■ AIM OF THE TASK ■
Everything in the data should be repeated exactly, save for the images.

■ MATERIAL FOR THE TASK ■
------------------------------

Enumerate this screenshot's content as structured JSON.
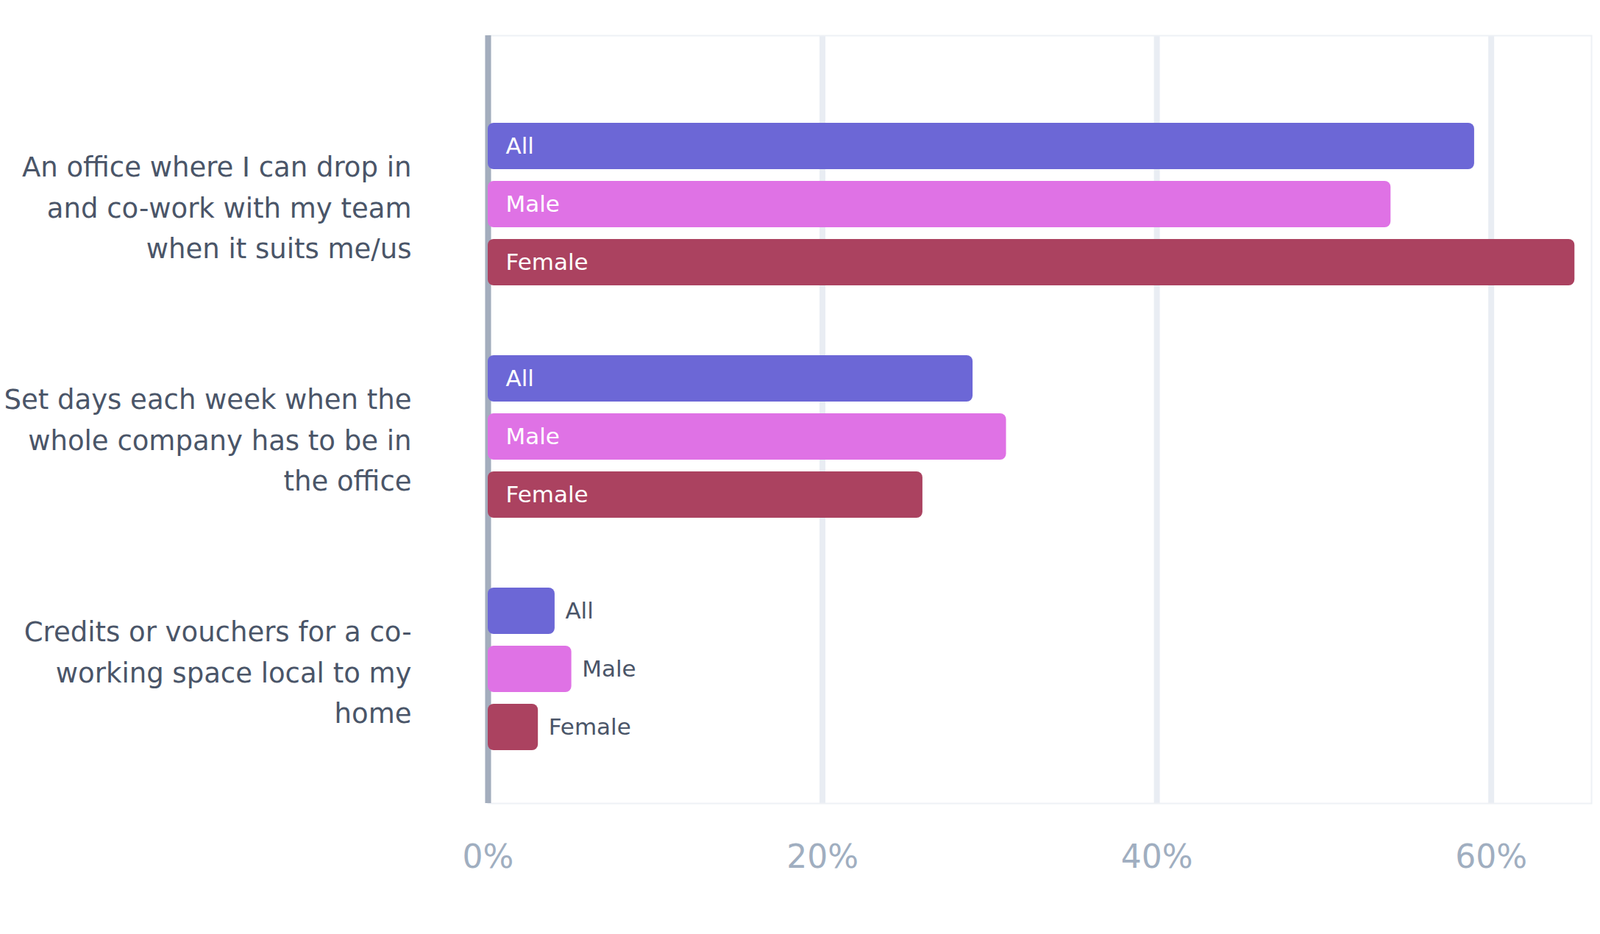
{
  "chart_data": {
    "type": "bar",
    "orientation": "horizontal",
    "categories": [
      "An office where I can drop in and co-work with my team when it suits me/us",
      "Set days each week when the whole company has to be in the office",
      "Credits or vouchers for a co-working space local to my home"
    ],
    "series": [
      {
        "name": "All",
        "color": "#6c67d6",
        "values": [
          59,
          29,
          4
        ]
      },
      {
        "name": "Male",
        "color": "#df72e5",
        "values": [
          54,
          31,
          5
        ]
      },
      {
        "name": "Female",
        "color": "#ab4260",
        "values": [
          65,
          26,
          3
        ]
      }
    ],
    "xlim": [
      0,
      66
    ],
    "xticks": [
      {
        "value": 0,
        "label": "0%"
      },
      {
        "value": 20,
        "label": "20%"
      },
      {
        "value": 40,
        "label": "40%"
      },
      {
        "value": 60,
        "label": "60%"
      }
    ],
    "grid": true
  }
}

------------------------------

■ ANSWER BELOW ■
Enumerate this screenshot's content as structured JSON.
{
  "chart_data": {
    "type": "bar",
    "orientation": "horizontal",
    "categories": [
      "An office where I can drop in and co-work with my team when it suits me/us",
      "Set days each week when the whole company has to be in the office",
      "Credits or vouchers for a co-working space local to my home"
    ],
    "series": [
      {
        "name": "All",
        "color": "#6c67d6",
        "values": [
          59,
          29,
          4
        ]
      },
      {
        "name": "Male",
        "color": "#df72e5",
        "values": [
          54,
          31,
          5
        ]
      },
      {
        "name": "Female",
        "color": "#ab4260",
        "values": [
          65,
          26,
          3
        ]
      }
    ],
    "xlim": [
      0,
      66
    ],
    "xticks": [
      {
        "value": 0,
        "label": "0%"
      },
      {
        "value": 20,
        "label": "20%"
      },
      {
        "value": 40,
        "label": "40%"
      },
      {
        "value": 60,
        "label": "60%"
      }
    ],
    "grid": true
  }
}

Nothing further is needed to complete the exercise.